Entries shown:
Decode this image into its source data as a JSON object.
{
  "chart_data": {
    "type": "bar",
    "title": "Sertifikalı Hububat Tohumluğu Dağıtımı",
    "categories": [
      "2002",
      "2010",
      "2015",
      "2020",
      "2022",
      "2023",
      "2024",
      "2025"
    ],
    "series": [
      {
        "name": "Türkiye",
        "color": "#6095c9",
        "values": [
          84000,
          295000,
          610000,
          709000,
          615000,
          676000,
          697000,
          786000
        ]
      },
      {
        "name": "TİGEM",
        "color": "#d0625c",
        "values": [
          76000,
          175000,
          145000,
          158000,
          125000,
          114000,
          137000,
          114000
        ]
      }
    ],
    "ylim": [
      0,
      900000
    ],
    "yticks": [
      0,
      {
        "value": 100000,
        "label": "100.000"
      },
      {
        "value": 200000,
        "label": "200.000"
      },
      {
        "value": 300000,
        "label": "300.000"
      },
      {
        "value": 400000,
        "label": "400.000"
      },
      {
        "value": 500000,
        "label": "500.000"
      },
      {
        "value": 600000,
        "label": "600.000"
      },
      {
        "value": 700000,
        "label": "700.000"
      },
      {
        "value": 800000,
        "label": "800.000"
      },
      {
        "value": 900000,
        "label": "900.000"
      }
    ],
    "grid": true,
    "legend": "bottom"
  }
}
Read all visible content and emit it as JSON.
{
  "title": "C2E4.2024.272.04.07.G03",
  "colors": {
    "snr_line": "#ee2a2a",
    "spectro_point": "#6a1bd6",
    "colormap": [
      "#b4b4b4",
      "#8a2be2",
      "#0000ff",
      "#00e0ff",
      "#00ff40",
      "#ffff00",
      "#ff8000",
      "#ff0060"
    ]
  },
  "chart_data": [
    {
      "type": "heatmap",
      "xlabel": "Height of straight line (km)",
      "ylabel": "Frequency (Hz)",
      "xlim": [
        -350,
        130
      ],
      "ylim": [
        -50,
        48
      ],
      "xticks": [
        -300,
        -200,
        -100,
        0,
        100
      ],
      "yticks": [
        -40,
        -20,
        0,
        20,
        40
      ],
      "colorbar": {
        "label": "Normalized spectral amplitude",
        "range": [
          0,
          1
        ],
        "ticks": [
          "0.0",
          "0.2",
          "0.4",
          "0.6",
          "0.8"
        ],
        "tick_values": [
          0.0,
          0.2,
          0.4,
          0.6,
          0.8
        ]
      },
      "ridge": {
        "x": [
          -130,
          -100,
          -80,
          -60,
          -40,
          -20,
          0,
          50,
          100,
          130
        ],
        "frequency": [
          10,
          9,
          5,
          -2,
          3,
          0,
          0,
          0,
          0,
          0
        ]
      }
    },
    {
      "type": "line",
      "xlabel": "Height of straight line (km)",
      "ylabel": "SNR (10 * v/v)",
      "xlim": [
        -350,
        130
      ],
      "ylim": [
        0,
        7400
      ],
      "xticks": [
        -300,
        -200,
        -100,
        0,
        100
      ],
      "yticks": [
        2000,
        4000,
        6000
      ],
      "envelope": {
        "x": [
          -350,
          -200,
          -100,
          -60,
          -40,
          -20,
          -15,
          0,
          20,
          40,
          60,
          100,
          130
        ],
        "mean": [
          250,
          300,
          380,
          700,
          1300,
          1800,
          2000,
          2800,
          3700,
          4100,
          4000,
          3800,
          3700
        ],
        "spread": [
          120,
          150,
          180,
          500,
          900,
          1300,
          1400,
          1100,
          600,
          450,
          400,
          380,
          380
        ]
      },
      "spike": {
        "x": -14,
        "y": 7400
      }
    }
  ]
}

Exercise details:
List all lines where "JSON" occurs.

Written solution:
Decode this image into its source data as a JSON object.
Read all visible content and emit it as JSON.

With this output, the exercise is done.